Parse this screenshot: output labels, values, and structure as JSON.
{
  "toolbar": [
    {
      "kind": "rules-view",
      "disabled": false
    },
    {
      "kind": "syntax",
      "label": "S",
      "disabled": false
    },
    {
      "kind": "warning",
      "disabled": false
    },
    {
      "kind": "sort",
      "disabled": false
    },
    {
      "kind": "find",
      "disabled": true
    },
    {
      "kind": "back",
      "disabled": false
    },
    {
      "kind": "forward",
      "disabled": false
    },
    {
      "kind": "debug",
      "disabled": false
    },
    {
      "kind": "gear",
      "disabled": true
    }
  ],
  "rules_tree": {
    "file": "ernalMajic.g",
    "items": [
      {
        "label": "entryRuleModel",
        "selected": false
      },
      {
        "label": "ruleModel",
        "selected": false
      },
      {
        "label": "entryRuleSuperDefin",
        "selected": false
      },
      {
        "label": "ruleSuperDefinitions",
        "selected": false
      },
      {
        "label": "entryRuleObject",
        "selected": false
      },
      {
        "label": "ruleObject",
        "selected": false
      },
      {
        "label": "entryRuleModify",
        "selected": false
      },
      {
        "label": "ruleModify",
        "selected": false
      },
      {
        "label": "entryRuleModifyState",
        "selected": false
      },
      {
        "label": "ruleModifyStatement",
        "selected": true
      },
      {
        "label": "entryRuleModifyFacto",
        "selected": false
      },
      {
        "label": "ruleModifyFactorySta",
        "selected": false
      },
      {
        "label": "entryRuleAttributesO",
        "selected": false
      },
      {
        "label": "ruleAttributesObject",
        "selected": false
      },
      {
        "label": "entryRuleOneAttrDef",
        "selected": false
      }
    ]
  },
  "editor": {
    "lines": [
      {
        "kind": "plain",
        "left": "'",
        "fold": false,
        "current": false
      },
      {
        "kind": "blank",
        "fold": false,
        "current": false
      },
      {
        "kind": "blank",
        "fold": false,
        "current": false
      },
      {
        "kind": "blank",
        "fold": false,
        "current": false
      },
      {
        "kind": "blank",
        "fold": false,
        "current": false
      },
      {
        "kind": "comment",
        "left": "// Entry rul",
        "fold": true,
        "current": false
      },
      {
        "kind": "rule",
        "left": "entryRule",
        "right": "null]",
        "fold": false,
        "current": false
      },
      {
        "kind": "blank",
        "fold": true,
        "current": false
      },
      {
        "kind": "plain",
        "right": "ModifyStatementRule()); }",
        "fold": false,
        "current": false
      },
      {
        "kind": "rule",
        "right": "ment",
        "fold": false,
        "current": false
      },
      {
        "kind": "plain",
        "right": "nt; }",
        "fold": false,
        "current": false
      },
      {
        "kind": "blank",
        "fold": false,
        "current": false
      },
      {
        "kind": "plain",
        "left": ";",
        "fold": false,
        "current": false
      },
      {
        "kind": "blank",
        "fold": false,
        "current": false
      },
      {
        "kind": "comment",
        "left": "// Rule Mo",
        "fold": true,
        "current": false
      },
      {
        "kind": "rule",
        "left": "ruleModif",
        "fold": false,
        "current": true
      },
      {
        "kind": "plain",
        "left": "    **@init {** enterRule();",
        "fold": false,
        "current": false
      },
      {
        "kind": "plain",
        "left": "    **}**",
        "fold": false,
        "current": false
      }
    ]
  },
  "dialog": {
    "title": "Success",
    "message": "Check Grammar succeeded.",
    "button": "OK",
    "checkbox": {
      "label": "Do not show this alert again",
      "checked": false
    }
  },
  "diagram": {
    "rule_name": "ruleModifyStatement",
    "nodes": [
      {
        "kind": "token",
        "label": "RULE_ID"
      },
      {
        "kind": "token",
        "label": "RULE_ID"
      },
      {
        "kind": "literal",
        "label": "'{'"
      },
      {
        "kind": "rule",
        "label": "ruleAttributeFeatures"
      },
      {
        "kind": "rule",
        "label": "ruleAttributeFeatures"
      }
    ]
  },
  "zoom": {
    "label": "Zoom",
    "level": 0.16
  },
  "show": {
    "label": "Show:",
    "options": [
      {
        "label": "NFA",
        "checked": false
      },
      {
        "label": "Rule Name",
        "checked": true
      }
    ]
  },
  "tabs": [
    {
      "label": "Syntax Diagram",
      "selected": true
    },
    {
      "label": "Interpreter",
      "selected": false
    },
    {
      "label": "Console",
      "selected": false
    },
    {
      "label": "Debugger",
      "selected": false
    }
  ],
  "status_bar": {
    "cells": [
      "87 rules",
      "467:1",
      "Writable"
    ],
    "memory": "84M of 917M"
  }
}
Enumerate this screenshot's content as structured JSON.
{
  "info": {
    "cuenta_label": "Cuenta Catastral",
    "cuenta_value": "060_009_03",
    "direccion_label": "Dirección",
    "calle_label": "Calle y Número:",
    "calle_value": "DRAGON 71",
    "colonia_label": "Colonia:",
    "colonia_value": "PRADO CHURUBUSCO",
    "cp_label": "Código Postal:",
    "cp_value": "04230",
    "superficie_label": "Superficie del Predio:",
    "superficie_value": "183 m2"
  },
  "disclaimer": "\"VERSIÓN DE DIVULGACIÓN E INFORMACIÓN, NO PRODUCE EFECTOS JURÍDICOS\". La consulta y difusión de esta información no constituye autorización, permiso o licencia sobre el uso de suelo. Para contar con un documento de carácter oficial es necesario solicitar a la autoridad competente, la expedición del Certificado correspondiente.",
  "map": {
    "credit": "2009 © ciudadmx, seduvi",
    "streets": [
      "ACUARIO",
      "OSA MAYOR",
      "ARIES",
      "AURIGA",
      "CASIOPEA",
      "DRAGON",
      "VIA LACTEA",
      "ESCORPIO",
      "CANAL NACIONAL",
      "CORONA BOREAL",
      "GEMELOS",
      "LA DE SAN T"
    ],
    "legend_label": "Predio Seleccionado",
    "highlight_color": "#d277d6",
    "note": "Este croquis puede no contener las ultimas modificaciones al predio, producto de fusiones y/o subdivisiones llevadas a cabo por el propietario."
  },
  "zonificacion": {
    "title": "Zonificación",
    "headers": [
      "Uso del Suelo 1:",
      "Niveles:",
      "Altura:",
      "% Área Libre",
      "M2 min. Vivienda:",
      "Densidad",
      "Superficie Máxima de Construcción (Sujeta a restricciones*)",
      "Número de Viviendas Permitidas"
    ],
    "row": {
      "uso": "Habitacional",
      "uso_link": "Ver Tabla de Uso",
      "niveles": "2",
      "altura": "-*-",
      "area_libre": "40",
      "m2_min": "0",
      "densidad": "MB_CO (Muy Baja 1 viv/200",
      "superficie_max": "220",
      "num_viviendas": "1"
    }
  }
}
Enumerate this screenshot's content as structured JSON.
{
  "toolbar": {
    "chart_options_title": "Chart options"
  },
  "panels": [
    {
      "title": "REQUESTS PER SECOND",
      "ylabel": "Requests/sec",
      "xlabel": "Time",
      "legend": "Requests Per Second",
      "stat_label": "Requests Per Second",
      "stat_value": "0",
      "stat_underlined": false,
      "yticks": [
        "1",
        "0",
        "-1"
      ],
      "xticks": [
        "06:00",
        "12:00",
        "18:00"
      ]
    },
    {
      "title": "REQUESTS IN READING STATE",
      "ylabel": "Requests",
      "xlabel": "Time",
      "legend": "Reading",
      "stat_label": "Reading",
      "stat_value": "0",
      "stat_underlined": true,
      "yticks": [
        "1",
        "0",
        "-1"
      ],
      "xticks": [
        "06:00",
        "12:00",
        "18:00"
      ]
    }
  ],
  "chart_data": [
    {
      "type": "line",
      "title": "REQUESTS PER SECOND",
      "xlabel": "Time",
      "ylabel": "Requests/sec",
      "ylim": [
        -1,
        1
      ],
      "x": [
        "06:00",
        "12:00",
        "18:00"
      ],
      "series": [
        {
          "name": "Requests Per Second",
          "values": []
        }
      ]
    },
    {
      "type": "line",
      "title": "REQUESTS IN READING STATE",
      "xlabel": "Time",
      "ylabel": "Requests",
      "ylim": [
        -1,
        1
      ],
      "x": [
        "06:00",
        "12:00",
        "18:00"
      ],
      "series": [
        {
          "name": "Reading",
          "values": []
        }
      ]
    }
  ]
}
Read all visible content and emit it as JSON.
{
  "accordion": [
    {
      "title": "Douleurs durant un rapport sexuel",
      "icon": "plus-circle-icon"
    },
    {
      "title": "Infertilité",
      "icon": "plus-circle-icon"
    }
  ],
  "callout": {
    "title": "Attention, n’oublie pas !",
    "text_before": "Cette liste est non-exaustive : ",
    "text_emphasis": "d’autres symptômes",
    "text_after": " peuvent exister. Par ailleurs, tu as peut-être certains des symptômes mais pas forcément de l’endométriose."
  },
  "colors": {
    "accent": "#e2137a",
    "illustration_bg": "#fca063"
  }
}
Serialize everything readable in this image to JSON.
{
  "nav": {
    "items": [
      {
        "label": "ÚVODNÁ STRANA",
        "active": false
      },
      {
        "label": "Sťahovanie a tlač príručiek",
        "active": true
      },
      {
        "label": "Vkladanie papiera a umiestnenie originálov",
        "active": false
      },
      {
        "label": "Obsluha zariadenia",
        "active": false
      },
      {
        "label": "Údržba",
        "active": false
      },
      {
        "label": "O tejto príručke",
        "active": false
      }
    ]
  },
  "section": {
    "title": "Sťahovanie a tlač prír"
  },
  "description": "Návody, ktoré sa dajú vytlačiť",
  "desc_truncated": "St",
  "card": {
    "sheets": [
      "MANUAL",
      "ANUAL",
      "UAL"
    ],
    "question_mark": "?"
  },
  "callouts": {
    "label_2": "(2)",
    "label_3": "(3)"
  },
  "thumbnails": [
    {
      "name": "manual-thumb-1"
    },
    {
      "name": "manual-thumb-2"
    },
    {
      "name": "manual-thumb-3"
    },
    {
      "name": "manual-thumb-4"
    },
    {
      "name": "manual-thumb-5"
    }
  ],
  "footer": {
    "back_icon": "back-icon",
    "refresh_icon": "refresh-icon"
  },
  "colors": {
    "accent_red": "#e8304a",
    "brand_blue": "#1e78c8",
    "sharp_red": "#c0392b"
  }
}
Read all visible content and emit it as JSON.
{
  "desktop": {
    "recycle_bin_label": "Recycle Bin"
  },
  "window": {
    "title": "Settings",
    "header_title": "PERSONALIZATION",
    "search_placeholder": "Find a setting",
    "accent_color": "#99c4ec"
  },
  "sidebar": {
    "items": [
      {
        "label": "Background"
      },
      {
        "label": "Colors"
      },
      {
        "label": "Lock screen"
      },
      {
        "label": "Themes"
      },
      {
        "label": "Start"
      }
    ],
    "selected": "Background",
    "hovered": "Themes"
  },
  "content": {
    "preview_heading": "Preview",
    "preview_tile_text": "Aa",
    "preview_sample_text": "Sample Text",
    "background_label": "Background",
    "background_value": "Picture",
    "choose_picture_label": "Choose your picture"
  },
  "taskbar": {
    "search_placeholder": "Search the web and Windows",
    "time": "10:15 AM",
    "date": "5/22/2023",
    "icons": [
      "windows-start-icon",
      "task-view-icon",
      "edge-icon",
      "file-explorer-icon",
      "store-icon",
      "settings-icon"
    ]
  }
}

------------------------------------

* **BRIEF**
Pick out the lines above containing the word "this", then copy them.

* **SOLUTION TO THE EXERCISE**
Parse this screenshot: output labels, values, and structure as JSON.
      "label": "Do not show this alert again",
Enumerate this screenshot's content as structured JSON.
Enumerate this screenshot's content as structured JSON.
Serialize everything readable in this image to JSON.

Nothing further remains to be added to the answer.